Directive → Write out every record in full, exactly as written, please.

Data supplied →
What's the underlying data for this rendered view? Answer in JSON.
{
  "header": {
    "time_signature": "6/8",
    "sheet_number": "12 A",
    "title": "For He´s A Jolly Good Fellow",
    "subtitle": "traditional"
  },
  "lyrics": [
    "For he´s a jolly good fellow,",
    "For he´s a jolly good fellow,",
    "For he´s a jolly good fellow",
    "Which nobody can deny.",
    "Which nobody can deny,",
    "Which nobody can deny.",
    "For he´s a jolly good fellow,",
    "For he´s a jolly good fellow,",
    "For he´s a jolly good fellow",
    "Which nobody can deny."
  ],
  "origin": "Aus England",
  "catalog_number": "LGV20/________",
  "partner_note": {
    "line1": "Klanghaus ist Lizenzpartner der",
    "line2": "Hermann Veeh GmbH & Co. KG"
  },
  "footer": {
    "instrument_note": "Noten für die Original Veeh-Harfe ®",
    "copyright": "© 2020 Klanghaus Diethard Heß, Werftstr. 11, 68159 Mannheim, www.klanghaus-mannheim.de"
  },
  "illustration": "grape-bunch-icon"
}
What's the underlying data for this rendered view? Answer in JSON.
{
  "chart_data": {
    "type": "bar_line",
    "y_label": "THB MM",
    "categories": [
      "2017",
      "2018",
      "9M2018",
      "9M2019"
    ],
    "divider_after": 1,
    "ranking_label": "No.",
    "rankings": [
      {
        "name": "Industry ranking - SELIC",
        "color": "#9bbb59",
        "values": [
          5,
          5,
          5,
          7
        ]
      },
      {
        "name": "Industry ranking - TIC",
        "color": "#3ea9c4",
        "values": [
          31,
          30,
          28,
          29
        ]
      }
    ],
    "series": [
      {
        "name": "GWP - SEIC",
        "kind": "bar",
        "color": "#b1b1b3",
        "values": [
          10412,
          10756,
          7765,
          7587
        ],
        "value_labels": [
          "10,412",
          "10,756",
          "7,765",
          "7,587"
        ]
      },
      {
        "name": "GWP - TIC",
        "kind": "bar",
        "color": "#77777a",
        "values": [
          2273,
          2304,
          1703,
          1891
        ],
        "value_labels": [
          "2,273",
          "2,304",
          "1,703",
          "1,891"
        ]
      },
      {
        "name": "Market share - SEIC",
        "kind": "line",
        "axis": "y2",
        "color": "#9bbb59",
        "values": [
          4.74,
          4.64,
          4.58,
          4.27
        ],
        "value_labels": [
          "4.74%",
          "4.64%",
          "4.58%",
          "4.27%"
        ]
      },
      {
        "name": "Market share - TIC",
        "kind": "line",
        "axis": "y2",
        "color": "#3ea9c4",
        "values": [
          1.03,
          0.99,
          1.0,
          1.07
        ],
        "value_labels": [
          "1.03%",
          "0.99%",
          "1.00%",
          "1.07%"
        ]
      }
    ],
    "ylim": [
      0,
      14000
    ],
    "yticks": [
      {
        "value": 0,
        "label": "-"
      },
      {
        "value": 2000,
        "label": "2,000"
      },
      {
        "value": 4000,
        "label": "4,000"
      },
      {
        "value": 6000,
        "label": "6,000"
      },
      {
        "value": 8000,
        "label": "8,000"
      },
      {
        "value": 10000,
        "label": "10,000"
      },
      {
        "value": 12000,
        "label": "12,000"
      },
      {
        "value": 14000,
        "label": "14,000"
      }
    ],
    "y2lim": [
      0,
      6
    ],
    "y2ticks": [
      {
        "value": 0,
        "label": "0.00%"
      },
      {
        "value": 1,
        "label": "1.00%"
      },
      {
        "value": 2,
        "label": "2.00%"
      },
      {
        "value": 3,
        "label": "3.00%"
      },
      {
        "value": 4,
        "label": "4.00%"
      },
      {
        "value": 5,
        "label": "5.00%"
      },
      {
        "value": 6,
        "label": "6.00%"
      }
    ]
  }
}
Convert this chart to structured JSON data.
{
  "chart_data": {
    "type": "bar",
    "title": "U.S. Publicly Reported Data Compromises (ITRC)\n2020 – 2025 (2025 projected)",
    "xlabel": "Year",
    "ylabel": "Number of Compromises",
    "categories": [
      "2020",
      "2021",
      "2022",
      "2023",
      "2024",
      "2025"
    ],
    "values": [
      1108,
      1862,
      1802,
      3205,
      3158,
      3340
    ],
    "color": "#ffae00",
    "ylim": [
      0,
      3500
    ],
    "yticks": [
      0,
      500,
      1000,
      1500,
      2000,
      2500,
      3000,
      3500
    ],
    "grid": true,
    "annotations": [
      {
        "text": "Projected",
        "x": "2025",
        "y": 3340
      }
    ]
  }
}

Correct output →
What's the underlying data for this rendered view? Answer in JSON.
{
  "header": {
    "time_signature": "6/8",
    "sheet_number": "12 A",
    "title": "For He´s A Jolly Good Fellow",
    "subtitle": "traditional"
  },
  "lyrics": [
    "For he´s a jolly good fellow,",
    "For he´s a jolly good fellow,",
    "For he´s a jolly good fellow",
    "Which nobody can deny.",
    "Which nobody can deny,",
    "Which nobody can deny.",
    "For he´s a jolly good fellow,",
    "For he´s a jolly good fellow,",
    "For he´s a jolly good fellow",
    "Which nobody can deny."
  ],
  "origin": "Aus England",
  "catalog_number": "LGV20/________",
  "partner_note": {
    "line1": "Klanghaus ist Lizenzpartner der",
    "line2": "Hermann Veeh GmbH & Co. KG"
  },
  "footer": {
    "instrument_note": "Noten für die Original Veeh-Harfe ®",
    "copyright": "© 2020 Klanghaus Diethard Heß, Werftstr. 11, 68159 Mannheim, www.klanghaus-mannheim.de"
  },
  "illustration": "grape-bunch-icon"
}
What's the underlying data for this rendered view? Answer in JSON.
{
  "chart_data": {
    "type": "bar_line",
    "y_label": "THB MM",
    "categories": [
      "2017",
      "2018",
      "9M2018",
      "9M2019"
    ],
    "divider_after": 1,
    "ranking_label": "No.",
    "rankings": [
      {
        "name": "Industry ranking - SELIC",
        "color": "#9bbb59",
        "values": [
          5,
          5,
          5,
          7
        ]
      },
      {
        "name": "Industry ranking - TIC",
        "color": "#3ea9c4",
        "values": [
          31,
          30,
          28,
          29
        ]
      }
    ],
    "series": [
      {
        "name": "GWP - SEIC",
        "kind": "bar",
        "color": "#b1b1b3",
        "values": [
          10412,
          10756,
          7765,
          7587
        ],
        "value_labels": [
          "10,412",
          "10,756",
          "7,765",
          "7,587"
        ]
      },
      {
        "name": "GWP - TIC",
        "kind": "bar",
        "color": "#77777a",
        "values": [
          2273,
          2304,
          1703,
          1891
        ],
        "value_labels": [
          "2,273",
          "2,304",
          "1,703",
          "1,891"
        ]
      },
      {
        "name": "Market share - SEIC",
        "kind": "line",
        "axis": "y2",
        "color": "#9bbb59",
        "values": [
          4.74,
          4.64,
          4.58,
          4.27
        ],
        "value_labels": [
          "4.74%",
          "4.64%",
          "4.58%",
          "4.27%"
        ]
      },
      {
        "name": "Market share - TIC",
        "kind": "line",
        "axis": "y2",
        "color": "#3ea9c4",
        "values": [
          1.03,
          0.99,
          1.0,
          1.07
        ],
        "value_labels": [
          "1.03%",
          "0.99%",
          "1.00%",
          "1.07%"
        ]
      }
    ],
    "ylim": [
      0,
      14000
    ],
    "yticks": [
      {
        "value": 0,
        "label": "-"
      },
      {
        "value": 2000,
        "label": "2,000"
      },
      {
        "value": 4000,
        "label": "4,000"
      },
      {
        "value": 6000,
        "label": "6,000"
      },
      {
        "value": 8000,
        "label": "8,000"
      },
      {
        "value": 10000,
        "label": "10,000"
      },
      {
        "value": 12000,
        "label": "12,000"
      },
      {
        "value": 14000,
        "label": "14,000"
      }
    ],
    "y2lim": [
      0,
      6
    ],
    "y2ticks": [
      {
        "value": 0,
        "label": "0.00%"
      },
      {
        "value": 1,
        "label": "1.00%"
      },
      {
        "value": 2,
        "label": "2.00%"
      },
      {
        "value": 3,
        "label": "3.00%"
      },
      {
        "value": 4,
        "label": "4.00%"
      },
      {
        "value": 5,
        "label": "5.00%"
      },
      {
        "value": 6,
        "label": "6.00%"
      }
    ]
  }
}
Convert this chart to structured JSON data.
{
  "chart_data": {
    "type": "bar",
    "title": "U.S. Publicly Reported Data Compromises (ITRC)\n2020 – 2025 (2025 projected)",
    "xlabel": "Year",
    "ylabel": "Number of Compromises",
    "categories": [
      "2020",
      "2021",
      "2022",
      "2023",
      "2024",
      "2025"
    ],
    "values": [
      1108,
      1862,
      1802,
      3205,
      3158,
      3340
    ],
    "color": "#ffae00",
    "ylim": [
      0,
      3500
    ],
    "yticks": [
      0,
      500,
      1000,
      1500,
      2000,
      2500,
      3000,
      3500
    ],
    "grid": true,
    "annotations": [
      {
        "text": "Projected",
        "x": "2025",
        "y": 3340
      }
    ]
  }
}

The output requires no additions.